### Your objective
Check each line of the entries below for the string "изгнанник"; copy every line where it appears.

### Dataset excerpts
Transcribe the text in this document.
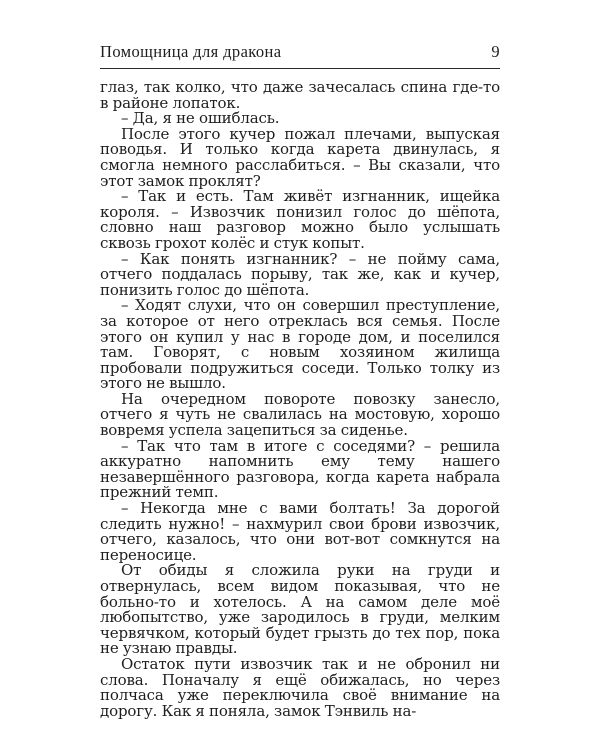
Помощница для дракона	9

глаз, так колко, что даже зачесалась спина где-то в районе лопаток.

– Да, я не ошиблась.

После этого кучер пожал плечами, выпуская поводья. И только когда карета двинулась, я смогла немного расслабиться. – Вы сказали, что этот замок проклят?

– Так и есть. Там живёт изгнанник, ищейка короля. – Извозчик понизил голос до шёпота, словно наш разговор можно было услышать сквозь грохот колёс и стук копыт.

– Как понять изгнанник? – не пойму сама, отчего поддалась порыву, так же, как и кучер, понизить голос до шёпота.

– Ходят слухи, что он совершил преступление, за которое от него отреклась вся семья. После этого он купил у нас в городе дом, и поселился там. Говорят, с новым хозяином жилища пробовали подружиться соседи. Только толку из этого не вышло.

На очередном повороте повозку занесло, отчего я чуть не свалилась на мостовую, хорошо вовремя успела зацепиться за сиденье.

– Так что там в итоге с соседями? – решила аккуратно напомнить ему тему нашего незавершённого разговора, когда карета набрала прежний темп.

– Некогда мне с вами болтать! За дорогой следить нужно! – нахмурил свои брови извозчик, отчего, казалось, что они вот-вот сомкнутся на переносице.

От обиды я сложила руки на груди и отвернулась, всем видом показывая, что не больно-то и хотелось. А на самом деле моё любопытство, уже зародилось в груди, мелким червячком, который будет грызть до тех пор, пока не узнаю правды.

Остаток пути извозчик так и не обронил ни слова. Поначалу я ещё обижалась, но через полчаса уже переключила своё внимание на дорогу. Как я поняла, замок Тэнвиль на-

### Response
– Так и есть. Там живёт изгнанник, ищейка короля. – Извозчик понизил голос до шёпота, словно наш разговор можно было услышать сквозь грохот колёс и стук копыт.
– Как понять изгнанник? – не пойму сама, отчего поддалась порыву, так же, как и кучер, понизить голос до шёпота.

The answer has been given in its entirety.